FDI In India – Basics – methods of investment, who can invest  & entry routes available. 

Each subscriber to the Memorandum of Association  (MoA) of the company (Private or Public), after its incorporation shall be required to deposit minimum subscription money (i.e. first subscription money) as specified in the Memorandum of Association (MoA) against share capital in the Company’s bank account. The subscriber may be a body corporate (company incorporated outside India) or foreign national or PIO/NRI/OCI holder.  In that case an Indian Company receiving investment from either of the above parties should report the details of amount of consideration to the Regional office of Reserve Bank of India (RBI) within whose jurisdiction the office is situated and comply with the rules and regulations as specified in Foreign Exchange Management Act (FEMA) under Foreign Direct Investment Policy.

A case study :-

ABC Private Limited, a company incorporated in Mumbai having two shareholders, one is Mr. A, an individual holding 200 equity shares of Rs. 10 each and other is ABC Inc. (a body corporate) situated in USA, holding 9800 equity share of Rs. 10 each. Hence the total paid up capital of ABC Private Limited  is Rs. 1 Lakh. After incorporation, ABC Inc. has remitted Rs.  98000 to ABC Private Limited towards issue of Equity shares to ABC Inc.

I) Information to be provided by ABC Inc. :

ABC Inc.’s bank will provide following information to Authorised dealer * (AD) of ABC Pvt.Ltd. while remitting amount.

a) Name of the beneficiary : e.g. ABC Private Limited

b) Name and place of the remitter : e.g. ABC Inc. USA

c) Name and place of remitter bank : e.g. ABC Inc’s Bank

d) Foreign currency amount : e.g. INR 98000

e) Purpose of remittance : e.g. Foreign Direct Investment in Equity

An authorised dealer after receipt of remittance and above information, will initiate the process of issuing FIRC (Foreign Inward Remittance Certificate) to ABC Pvt. Ltd.

### [MATERIAL SHOWN]
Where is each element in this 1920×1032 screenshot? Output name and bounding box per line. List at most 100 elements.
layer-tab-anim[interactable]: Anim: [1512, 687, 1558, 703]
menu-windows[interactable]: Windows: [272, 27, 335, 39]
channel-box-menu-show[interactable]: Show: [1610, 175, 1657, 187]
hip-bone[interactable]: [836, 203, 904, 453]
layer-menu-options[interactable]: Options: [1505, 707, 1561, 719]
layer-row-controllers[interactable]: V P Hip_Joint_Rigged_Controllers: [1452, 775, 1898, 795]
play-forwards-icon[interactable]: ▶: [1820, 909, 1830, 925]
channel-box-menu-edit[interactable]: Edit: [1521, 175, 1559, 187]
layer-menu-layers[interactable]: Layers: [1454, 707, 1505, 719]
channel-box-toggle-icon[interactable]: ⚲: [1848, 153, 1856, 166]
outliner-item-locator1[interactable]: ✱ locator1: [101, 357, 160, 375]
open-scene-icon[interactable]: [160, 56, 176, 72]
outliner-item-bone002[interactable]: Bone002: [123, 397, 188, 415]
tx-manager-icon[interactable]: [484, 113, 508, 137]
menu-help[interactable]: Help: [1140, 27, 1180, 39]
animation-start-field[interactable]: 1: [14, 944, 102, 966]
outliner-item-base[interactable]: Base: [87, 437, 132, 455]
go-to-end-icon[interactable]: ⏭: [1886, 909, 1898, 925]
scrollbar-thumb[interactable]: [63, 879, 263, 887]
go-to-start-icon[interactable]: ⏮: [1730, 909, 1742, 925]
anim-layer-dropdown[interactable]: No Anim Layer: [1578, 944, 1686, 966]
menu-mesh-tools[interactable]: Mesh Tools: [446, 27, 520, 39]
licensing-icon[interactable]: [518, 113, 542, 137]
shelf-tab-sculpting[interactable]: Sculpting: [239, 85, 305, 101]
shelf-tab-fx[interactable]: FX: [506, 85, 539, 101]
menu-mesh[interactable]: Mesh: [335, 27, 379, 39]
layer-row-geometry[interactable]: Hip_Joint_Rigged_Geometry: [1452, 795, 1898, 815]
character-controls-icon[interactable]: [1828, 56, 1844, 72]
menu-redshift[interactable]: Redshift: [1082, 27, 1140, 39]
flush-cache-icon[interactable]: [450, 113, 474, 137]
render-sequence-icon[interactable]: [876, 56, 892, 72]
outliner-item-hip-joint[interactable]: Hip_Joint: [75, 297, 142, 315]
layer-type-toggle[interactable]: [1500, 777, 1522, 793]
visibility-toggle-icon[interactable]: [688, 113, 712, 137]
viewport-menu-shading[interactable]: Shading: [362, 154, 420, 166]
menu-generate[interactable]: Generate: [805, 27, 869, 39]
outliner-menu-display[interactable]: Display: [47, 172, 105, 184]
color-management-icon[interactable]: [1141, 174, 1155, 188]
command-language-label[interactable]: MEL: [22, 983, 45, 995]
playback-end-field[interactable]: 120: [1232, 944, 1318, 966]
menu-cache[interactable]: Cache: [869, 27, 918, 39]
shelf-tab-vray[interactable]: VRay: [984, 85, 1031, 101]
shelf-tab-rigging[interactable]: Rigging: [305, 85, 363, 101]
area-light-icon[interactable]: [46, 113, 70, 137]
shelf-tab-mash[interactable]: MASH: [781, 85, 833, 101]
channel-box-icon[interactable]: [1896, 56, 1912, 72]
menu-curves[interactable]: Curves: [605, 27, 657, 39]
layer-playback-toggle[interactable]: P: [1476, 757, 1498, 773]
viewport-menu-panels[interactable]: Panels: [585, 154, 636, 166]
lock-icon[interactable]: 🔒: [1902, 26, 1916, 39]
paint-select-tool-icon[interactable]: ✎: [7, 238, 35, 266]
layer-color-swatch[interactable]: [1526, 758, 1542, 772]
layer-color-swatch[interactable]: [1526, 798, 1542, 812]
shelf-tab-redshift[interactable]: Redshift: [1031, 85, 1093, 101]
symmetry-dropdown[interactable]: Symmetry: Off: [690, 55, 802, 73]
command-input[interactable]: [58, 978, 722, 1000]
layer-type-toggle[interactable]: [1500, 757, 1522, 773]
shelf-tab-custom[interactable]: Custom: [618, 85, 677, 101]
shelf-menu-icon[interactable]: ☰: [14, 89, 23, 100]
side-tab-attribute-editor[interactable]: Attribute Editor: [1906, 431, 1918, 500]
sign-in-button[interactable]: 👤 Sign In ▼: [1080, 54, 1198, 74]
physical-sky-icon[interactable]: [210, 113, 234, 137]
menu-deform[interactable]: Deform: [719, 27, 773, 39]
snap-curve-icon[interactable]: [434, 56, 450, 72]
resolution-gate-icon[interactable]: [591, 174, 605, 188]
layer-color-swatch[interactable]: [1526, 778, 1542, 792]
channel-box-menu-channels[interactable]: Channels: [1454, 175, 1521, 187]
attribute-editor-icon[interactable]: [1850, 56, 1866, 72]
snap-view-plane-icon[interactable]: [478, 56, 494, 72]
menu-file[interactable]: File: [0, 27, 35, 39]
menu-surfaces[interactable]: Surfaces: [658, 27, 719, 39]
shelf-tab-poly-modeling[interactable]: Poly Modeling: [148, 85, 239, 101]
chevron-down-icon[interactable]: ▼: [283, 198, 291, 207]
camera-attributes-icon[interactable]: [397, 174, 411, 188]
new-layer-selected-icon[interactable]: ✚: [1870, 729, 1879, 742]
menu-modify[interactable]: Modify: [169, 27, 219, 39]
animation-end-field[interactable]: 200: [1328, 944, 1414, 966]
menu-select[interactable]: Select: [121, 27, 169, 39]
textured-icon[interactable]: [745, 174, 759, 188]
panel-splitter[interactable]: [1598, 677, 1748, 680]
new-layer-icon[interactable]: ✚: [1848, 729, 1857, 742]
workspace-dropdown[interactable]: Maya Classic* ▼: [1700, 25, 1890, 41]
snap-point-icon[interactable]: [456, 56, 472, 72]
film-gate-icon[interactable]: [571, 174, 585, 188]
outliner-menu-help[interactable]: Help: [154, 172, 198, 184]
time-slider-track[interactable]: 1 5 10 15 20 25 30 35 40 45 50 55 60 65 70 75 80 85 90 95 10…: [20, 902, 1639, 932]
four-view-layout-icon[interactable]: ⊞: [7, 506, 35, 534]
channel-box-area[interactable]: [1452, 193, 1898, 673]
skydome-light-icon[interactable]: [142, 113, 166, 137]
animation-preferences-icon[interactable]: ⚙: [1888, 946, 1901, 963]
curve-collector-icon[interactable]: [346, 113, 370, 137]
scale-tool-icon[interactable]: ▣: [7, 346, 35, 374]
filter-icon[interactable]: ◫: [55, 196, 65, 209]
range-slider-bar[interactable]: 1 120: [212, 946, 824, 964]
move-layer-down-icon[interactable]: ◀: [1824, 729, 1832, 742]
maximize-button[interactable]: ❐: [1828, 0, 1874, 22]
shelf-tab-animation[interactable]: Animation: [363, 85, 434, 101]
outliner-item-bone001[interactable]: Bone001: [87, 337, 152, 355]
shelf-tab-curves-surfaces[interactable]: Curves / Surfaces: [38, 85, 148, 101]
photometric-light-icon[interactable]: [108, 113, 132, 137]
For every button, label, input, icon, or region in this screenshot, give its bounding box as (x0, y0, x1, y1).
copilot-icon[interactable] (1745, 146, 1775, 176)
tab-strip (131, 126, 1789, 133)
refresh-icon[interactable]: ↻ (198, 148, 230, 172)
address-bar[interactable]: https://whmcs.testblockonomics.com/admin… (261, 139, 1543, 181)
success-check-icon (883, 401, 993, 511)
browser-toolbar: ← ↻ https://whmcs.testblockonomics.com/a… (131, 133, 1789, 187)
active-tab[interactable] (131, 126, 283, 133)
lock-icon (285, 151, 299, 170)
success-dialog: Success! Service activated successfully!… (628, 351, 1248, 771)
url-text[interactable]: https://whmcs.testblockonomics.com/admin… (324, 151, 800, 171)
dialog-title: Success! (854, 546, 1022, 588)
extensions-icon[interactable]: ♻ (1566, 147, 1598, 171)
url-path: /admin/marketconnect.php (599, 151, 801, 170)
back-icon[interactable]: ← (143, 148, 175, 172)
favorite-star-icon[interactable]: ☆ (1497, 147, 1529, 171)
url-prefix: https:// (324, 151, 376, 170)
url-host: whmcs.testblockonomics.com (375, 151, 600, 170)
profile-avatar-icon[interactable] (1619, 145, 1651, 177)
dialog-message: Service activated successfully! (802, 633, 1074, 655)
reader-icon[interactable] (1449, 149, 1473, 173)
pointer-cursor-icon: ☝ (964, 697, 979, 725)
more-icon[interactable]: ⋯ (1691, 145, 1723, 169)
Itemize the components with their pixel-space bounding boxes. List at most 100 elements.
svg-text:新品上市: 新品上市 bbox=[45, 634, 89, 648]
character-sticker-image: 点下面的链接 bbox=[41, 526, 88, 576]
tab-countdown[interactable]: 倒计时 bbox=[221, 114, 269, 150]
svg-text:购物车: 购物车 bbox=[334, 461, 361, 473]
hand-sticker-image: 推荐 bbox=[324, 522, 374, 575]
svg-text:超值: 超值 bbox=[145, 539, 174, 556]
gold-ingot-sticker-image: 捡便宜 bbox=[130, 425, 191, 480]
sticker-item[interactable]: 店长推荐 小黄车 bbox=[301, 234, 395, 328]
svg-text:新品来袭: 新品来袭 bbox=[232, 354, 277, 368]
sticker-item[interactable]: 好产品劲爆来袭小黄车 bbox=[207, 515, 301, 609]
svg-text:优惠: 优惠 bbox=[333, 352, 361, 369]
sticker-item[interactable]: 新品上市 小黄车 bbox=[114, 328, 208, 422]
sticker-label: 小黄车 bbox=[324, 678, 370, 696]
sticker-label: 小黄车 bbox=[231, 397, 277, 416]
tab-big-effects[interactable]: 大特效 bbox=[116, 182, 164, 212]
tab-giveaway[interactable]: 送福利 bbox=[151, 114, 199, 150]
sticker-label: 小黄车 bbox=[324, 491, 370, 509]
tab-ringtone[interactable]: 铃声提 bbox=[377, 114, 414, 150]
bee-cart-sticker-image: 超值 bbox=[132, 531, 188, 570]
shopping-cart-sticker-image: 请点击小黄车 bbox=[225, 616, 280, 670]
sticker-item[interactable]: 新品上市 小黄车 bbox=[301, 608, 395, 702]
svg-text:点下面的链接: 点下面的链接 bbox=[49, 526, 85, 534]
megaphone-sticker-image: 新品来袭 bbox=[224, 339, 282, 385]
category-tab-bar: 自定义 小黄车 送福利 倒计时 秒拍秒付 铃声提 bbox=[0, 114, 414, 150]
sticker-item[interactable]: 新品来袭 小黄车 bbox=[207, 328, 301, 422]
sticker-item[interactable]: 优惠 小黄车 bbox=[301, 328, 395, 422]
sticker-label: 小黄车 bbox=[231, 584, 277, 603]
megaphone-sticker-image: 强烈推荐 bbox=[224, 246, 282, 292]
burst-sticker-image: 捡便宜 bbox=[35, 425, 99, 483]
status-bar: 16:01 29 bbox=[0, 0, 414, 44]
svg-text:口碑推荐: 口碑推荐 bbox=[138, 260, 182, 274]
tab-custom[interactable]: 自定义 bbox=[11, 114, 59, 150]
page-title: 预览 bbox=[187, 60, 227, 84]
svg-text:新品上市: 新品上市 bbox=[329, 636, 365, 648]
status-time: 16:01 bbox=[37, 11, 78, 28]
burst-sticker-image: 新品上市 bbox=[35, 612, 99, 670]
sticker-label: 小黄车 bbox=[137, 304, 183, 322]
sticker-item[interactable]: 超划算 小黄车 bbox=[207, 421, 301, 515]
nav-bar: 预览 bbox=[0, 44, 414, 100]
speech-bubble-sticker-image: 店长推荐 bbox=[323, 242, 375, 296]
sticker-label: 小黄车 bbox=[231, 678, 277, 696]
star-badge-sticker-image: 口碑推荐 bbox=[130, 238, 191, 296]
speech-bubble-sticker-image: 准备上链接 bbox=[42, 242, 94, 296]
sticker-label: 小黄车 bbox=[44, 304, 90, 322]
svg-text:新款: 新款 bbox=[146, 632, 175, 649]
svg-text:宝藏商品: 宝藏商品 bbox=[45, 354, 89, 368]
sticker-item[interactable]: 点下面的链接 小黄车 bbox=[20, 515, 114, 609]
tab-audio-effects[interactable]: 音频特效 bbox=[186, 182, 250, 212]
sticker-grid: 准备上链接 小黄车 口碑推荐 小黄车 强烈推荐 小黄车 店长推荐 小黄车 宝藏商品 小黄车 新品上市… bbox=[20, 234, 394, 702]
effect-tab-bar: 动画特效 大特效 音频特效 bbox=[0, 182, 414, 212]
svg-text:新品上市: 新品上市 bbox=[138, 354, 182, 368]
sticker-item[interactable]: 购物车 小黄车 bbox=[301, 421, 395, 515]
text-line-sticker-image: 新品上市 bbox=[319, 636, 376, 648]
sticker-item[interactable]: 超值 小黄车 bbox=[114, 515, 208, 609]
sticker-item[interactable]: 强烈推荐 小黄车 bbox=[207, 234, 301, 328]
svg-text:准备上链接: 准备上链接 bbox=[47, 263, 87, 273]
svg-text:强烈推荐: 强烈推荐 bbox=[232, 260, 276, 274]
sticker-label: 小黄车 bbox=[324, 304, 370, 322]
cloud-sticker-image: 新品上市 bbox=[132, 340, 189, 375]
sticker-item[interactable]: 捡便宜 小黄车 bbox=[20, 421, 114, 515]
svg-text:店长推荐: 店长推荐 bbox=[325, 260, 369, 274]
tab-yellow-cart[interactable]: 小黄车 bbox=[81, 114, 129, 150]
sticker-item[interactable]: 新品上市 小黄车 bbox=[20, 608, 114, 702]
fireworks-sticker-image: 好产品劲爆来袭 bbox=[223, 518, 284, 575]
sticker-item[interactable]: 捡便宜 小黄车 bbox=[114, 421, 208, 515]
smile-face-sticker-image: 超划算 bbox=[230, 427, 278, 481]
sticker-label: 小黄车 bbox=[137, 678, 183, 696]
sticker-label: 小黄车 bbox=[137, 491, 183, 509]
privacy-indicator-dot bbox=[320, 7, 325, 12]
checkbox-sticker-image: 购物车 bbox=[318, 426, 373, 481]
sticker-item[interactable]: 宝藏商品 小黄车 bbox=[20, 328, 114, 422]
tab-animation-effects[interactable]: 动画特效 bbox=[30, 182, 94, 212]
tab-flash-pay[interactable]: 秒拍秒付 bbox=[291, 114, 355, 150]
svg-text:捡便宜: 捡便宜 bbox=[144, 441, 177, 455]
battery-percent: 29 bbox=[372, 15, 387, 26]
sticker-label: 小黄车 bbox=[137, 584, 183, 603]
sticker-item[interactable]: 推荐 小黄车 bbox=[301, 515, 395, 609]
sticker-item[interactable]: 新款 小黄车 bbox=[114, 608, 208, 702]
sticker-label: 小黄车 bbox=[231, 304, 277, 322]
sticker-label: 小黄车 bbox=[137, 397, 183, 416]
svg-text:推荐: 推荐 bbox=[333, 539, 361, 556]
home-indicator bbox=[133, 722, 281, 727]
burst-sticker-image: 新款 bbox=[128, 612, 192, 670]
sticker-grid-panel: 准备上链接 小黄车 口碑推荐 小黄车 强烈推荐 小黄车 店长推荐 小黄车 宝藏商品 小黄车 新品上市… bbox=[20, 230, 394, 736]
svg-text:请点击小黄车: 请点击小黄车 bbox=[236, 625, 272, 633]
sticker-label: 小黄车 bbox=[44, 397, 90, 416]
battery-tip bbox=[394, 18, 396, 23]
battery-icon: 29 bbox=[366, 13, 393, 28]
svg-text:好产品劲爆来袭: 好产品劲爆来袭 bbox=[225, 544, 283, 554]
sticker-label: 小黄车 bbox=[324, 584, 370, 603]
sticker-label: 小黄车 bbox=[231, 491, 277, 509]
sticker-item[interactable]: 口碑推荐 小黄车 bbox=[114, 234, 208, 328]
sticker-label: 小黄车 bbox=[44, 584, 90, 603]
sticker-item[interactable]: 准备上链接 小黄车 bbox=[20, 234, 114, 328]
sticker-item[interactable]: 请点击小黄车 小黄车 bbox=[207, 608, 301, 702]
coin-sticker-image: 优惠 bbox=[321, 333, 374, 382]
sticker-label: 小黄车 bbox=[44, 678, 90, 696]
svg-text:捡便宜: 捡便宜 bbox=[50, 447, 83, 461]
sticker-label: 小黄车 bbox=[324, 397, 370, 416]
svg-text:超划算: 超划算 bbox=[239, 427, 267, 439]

### [REQUIREMENT 1]
Write out the rows word for word, starting with the first row and ending with the line that contains "menu-mesh-tools[interactable]: Mesh Tools: [446, 27, 520, 39]", with both of those lines included.
### [REQUIREMENT 2]
Carry the text on foreign direct investment in India forward from its last sentence.
The rows and the text about foreign investment in India come from two unrelated sources.

### [EXERCISE RESPONSE 1]
Where is each element in this 1920×1032 screenshot? Output name and bounding box per line. List at most 100 elements.
layer-tab-anim[interactable]: Anim: [1512, 687, 1558, 703]
menu-windows[interactable]: Windows: [272, 27, 335, 39]
channel-box-menu-show[interactable]: Show: [1610, 175, 1657, 187]
hip-bone[interactable]: [836, 203, 904, 453]
layer-menu-options[interactable]: Options: [1505, 707, 1561, 719]
layer-row-controllers[interactable]: V P Hip_Joint_Rigged_Controllers: [1452, 775, 1898, 795]
play-forwards-icon[interactable]: ▶: [1820, 909, 1830, 925]
channel-box-menu-edit[interactable]: Edit: [1521, 175, 1559, 187]
layer-menu-layers[interactable]: Layers: [1454, 707, 1505, 719]
channel-box-toggle-icon[interactable]: ⚲: [1848, 153, 1856, 166]
outliner-item-locator1[interactable]: ✱ locator1: [101, 357, 160, 375]
open-scene-icon[interactable]: [160, 56, 176, 72]
outliner-item-bone002[interactable]: Bone002: [123, 397, 188, 415]
tx-manager-icon[interactable]: [484, 113, 508, 137]
menu-help[interactable]: Help: [1140, 27, 1180, 39]
animation-start-field[interactable]: 1: [14, 944, 102, 966]
outliner-item-base[interactable]: Base: [87, 437, 132, 455]
go-to-end-icon[interactable]: ⏭: [1886, 909, 1898, 925]
scrollbar-thumb[interactable]: [63, 879, 263, 887]
go-to-start-icon[interactable]: ⏮: [1730, 909, 1742, 925]
anim-layer-dropdown[interactable]: No Anim Layer: [1578, 944, 1686, 966]
menu-mesh-tools[interactable]: Mesh Tools: [446, 27, 520, 39]

### [EXERCISE RESPONSE 2]
Authorised Dealer – Authorised dealer means a Institute/Bank authorized as an authorized dealer under sub-section (1) of section 10 of FEMA.

II) Reporting of advance remittance by ABC Pvt.Ltd. to RBI

After receipt of FIRC, ABC Pvt. Ltd. shall be required to report inward remittance to RBI, Mumbai through an authorized dealer which would involve following activities :

Reporting of Inflow to Reserve Bank of India within 30 days from the date of remittance.

a)      To file FIRC (Foreign Inward Remittance Certificate) to the Reserve Bank of India through an Authorised Dealer. The FIRC must contain the purpose i.e. towards Share application money/ towards FDI in India in Equity.

b)     To submit an Advance reporting form and KYC (Know Your Customer) report.  This can be obtained from an authorized dealer from banker of ABC Inc.

The RBI will allot Unique Identification number to ABC Pvt. ltd which can be used for future transactions with the Bank.

III) Issue of Shares by ABC Pvt. Ltd. to ABC Inc. 

ABC Pvt. Ltd. shall be required to issue equity shares/ Convertible Preference shares/ Debentures within 180 days from the date of remittance. After issue of shares, it shall be required to file Form FC-GPR [Foreign Collaboration-General Permission Route] to RBI (Regional Office : Mumbai) within 30 days from the date of issue of shares. This form is to be signed by Managing Director/ Director/ Secretary of the company and submitted to the Authorised dealer. This FC-GPR shall be filed along with certificate from Company Secretary certifying that all the requirement of the Companies Act, 1956, have been complied with. A certification from Statutory Auditor or Chartered Accountant indicating the manner of arriving at the price of shares issued to the person outside India.

After complying with the provisions of FDI Policy, the RBI will send ABC Pvt. ltd. an acknowledgment towards the same.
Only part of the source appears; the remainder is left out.